[Problem]
Wherever the string "text" occurs in a line of these records, report that line.

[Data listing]
——

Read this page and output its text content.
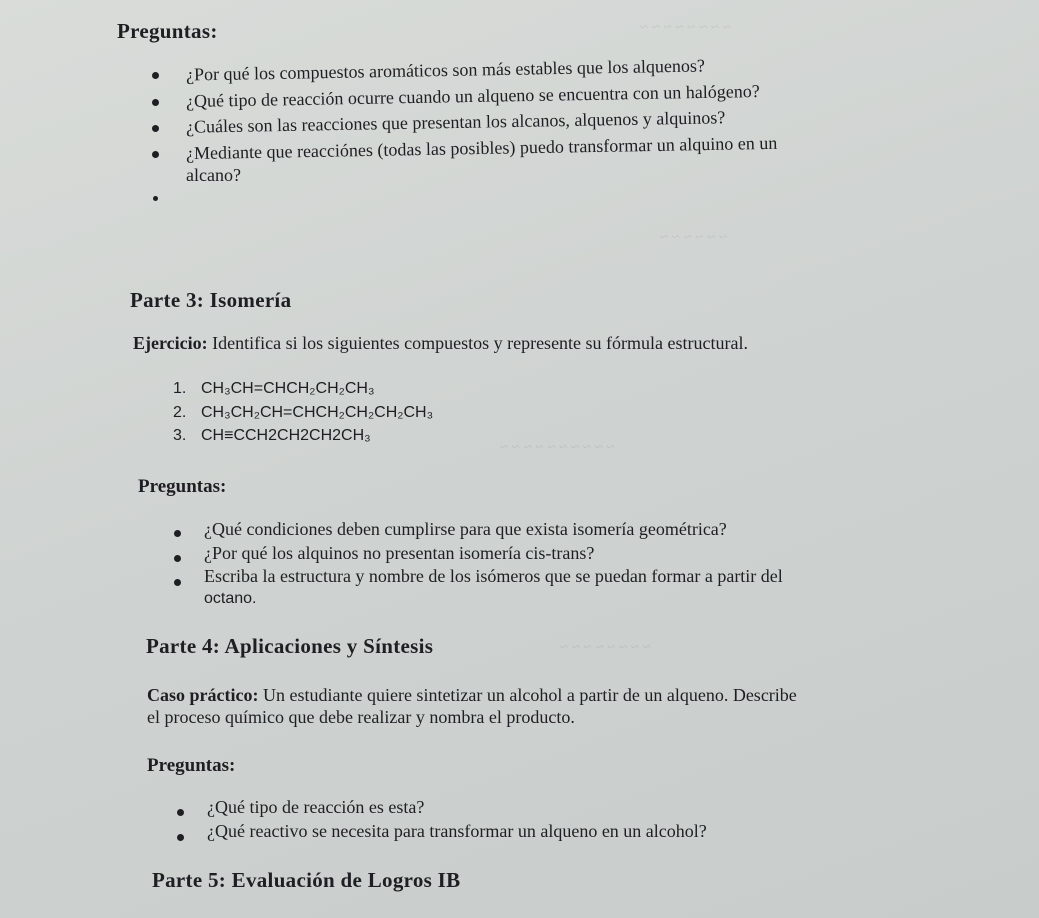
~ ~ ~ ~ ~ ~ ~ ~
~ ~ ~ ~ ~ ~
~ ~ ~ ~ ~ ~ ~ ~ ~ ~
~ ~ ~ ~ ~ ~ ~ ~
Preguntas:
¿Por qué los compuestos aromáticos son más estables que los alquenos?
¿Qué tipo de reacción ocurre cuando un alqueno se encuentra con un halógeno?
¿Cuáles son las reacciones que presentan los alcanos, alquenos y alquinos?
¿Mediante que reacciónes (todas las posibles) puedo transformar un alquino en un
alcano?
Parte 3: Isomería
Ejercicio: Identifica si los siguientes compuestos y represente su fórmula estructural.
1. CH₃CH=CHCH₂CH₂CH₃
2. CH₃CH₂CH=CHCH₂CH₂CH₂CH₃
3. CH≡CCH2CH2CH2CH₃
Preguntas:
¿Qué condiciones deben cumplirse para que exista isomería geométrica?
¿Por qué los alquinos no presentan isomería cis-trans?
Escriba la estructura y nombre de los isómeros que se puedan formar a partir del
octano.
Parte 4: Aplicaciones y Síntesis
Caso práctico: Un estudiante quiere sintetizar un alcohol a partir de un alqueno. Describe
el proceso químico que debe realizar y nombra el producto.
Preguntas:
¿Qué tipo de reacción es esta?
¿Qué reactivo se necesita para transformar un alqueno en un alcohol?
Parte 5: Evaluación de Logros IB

——

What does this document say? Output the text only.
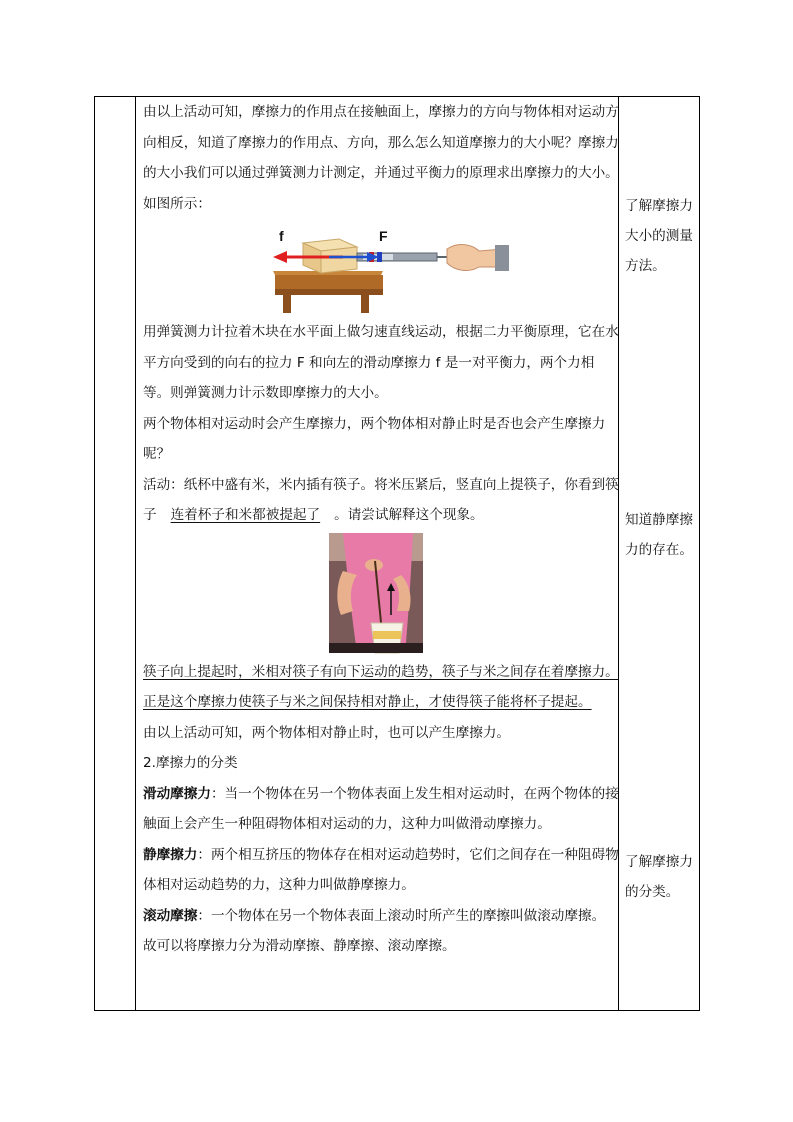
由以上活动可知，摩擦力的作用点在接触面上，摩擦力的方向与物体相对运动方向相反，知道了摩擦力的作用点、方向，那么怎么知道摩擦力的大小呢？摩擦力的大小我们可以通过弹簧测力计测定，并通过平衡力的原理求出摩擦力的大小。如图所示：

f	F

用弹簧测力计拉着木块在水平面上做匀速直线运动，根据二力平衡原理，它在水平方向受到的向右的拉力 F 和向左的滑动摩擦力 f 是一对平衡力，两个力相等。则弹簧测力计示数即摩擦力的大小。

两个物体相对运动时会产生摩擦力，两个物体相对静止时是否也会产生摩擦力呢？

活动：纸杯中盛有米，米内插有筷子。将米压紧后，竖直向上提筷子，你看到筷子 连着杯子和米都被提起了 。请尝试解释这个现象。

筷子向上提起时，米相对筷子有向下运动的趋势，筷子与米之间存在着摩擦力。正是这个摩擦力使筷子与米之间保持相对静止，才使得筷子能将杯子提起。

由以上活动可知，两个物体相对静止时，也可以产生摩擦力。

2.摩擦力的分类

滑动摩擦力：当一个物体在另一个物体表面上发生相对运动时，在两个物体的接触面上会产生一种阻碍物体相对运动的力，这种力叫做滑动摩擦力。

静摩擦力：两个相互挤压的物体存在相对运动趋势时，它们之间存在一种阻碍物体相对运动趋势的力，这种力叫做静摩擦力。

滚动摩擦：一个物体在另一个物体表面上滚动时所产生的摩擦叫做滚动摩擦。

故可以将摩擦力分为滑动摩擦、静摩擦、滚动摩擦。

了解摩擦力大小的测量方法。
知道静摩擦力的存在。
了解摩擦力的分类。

——

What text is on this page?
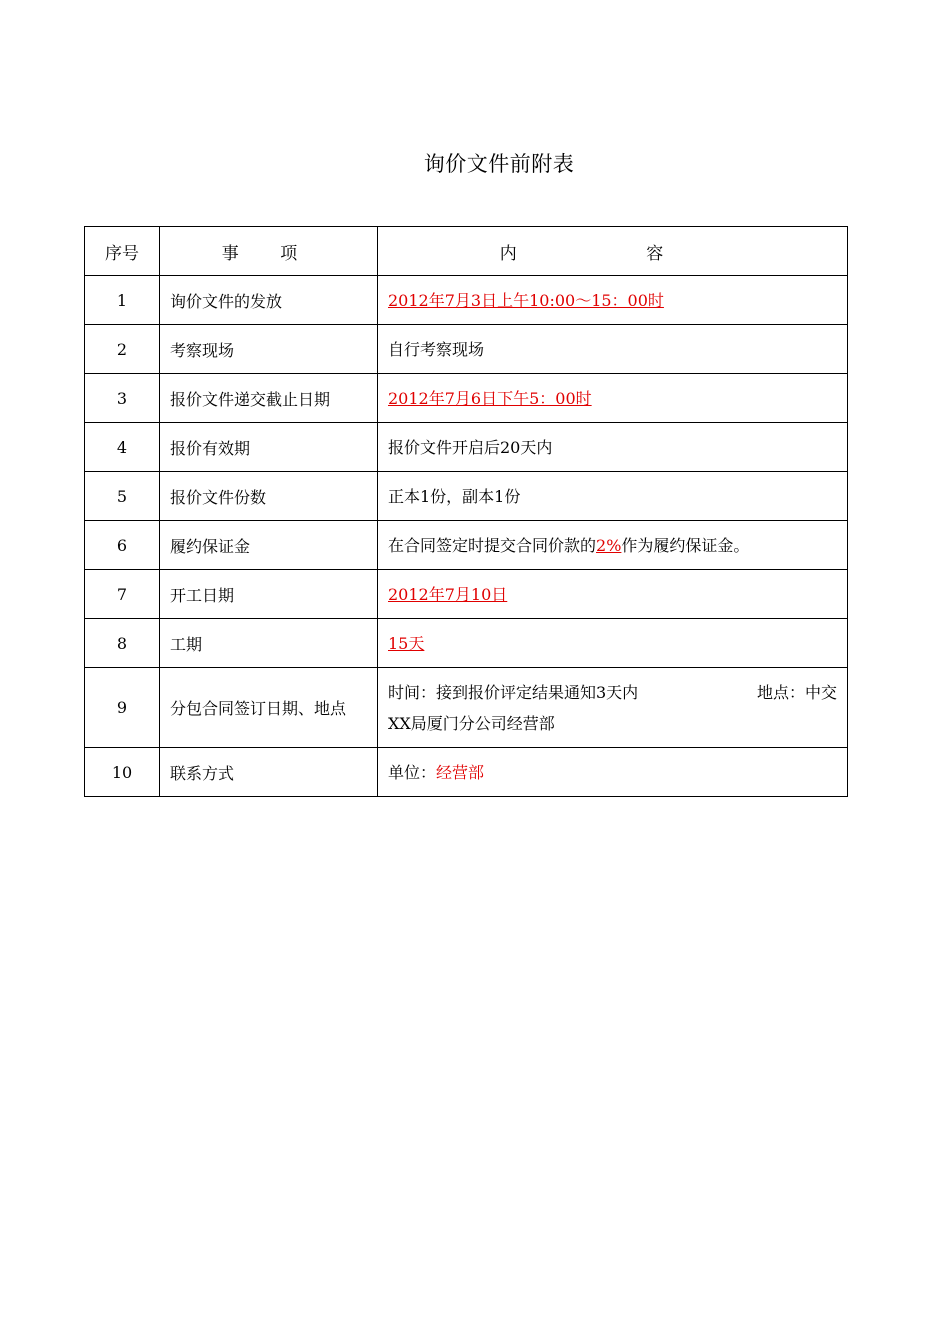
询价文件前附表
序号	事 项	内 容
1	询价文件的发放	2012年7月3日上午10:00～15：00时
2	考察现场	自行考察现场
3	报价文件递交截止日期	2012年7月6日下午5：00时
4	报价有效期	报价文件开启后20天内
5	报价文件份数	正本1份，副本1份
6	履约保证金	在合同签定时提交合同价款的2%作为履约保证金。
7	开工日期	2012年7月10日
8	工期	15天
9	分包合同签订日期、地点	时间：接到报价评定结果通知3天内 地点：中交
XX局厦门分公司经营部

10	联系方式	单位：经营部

——

[Task solution]
Read this page and output its text content.
What does this document say? Output the text only.
What text is on this page?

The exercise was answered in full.